To do: Tell how many lines in the data below hold the string "current"; give nothing but the number.

Data excerpts
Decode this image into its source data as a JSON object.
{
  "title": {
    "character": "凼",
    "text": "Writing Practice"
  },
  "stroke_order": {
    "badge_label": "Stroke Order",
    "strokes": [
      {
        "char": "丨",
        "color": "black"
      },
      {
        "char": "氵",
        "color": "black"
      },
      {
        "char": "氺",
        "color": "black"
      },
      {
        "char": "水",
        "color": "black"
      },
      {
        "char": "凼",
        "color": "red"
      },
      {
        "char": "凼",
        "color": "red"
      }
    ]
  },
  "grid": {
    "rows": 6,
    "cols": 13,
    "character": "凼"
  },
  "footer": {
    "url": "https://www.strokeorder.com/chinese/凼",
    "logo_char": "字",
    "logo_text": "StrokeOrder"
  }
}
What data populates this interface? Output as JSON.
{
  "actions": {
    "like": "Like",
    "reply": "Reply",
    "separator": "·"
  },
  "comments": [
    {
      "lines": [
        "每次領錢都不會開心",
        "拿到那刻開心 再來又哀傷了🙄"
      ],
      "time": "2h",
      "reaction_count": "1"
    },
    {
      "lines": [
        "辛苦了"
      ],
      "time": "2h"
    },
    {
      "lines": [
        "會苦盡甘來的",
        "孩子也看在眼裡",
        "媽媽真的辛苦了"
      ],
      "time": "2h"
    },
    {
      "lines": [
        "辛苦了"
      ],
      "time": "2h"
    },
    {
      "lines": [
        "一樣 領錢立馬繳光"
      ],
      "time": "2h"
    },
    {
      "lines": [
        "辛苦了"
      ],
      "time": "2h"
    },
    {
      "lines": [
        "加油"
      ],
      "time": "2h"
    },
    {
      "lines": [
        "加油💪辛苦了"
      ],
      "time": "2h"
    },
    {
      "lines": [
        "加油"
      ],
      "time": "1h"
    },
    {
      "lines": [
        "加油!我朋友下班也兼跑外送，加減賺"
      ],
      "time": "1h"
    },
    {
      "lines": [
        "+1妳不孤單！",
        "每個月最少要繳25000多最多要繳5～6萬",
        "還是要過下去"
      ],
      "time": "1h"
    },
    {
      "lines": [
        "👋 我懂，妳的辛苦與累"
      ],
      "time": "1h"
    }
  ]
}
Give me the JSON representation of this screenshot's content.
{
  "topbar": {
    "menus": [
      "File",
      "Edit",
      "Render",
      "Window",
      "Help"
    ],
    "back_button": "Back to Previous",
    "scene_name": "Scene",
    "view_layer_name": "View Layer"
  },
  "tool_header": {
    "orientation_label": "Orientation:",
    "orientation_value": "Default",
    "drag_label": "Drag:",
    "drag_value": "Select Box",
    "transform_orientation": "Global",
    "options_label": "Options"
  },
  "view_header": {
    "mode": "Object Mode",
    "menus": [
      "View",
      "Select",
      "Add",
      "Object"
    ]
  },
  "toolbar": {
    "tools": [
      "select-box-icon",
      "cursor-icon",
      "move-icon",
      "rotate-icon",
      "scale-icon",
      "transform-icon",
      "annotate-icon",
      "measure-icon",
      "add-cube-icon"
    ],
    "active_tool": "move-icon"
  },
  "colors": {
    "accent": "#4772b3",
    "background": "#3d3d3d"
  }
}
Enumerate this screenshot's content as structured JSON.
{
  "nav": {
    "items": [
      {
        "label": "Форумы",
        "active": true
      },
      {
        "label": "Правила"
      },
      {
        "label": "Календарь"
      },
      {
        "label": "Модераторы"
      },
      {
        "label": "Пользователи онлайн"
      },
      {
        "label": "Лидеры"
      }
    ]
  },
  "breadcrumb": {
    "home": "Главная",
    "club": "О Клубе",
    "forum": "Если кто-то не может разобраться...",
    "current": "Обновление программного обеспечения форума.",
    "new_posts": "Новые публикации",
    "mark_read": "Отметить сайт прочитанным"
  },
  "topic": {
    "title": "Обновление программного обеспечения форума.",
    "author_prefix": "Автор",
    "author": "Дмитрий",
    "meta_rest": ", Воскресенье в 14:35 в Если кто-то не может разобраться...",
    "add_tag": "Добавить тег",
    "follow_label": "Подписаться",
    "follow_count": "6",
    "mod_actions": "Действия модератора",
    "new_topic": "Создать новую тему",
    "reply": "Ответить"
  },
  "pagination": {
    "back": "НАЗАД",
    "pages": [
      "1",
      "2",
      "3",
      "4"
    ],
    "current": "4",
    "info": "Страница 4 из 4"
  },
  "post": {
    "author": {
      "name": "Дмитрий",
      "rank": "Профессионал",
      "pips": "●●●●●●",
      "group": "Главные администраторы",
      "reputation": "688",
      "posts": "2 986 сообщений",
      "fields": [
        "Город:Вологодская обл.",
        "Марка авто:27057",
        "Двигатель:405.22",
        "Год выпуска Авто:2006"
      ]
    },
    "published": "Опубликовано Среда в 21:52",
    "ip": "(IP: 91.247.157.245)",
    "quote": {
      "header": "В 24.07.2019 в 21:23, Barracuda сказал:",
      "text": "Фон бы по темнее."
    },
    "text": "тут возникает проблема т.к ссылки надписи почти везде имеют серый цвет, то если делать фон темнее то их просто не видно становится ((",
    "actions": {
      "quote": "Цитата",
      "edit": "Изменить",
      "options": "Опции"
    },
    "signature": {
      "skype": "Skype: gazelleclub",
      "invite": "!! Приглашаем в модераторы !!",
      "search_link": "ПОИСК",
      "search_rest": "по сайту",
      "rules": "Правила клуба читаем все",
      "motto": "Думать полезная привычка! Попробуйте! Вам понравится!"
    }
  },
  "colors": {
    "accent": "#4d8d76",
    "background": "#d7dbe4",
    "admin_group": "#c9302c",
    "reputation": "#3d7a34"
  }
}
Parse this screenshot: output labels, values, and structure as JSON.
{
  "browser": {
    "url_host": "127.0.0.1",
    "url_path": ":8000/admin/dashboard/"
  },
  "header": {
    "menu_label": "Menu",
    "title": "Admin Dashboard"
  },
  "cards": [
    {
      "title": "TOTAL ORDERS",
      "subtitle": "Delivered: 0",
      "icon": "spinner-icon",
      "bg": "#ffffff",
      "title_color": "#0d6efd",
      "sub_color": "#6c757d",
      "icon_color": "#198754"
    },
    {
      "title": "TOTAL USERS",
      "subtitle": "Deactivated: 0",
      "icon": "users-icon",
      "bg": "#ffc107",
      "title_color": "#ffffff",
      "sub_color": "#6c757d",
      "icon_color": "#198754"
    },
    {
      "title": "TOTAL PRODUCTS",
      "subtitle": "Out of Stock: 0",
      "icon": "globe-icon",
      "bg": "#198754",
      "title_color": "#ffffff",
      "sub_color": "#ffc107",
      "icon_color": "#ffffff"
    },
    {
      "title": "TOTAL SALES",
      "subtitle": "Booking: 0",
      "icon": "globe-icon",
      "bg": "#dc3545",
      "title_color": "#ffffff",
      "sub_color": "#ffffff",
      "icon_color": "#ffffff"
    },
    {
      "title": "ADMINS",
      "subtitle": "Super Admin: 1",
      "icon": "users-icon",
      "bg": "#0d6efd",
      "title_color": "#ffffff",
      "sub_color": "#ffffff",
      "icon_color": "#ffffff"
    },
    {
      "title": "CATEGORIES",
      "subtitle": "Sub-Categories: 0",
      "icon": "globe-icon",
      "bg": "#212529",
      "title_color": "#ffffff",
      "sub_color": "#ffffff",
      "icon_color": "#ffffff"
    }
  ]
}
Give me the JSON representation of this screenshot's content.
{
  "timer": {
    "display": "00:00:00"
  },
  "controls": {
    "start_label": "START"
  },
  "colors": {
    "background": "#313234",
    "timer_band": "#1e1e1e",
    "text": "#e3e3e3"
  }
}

Expected answer: 2